▸ REQUIREMENT:
Report how many lines contain "this". The answer is a single number.

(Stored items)
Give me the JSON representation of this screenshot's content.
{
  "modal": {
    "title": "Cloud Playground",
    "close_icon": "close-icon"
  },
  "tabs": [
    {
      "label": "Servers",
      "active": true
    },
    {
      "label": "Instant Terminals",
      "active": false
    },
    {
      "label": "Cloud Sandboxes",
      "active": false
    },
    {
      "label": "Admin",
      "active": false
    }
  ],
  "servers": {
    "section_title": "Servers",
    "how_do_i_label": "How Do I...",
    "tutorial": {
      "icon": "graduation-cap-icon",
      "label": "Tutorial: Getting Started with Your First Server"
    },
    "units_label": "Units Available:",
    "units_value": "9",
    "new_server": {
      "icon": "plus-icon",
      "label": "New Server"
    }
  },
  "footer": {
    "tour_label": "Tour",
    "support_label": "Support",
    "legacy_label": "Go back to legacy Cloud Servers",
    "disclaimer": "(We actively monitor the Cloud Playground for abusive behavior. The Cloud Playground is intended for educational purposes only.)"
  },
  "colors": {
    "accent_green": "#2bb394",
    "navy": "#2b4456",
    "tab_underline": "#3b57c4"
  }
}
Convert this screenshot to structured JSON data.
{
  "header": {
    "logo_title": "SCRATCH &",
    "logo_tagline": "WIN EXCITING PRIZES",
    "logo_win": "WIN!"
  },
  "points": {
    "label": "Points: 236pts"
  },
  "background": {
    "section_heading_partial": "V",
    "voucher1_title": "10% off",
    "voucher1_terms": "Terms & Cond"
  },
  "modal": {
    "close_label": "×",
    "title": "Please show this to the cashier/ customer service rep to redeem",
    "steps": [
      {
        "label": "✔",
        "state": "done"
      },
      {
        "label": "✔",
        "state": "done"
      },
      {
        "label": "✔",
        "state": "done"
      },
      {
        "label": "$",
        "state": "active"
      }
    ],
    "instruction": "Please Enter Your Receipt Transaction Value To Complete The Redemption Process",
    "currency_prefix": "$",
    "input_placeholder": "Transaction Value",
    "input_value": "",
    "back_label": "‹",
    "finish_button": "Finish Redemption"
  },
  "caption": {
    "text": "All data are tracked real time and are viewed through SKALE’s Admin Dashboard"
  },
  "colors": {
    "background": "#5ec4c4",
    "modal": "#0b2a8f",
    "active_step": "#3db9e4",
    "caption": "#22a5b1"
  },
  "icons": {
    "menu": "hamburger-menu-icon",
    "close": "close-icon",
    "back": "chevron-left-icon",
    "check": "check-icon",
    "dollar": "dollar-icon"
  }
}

▸ SOLVED PROBLEM:
3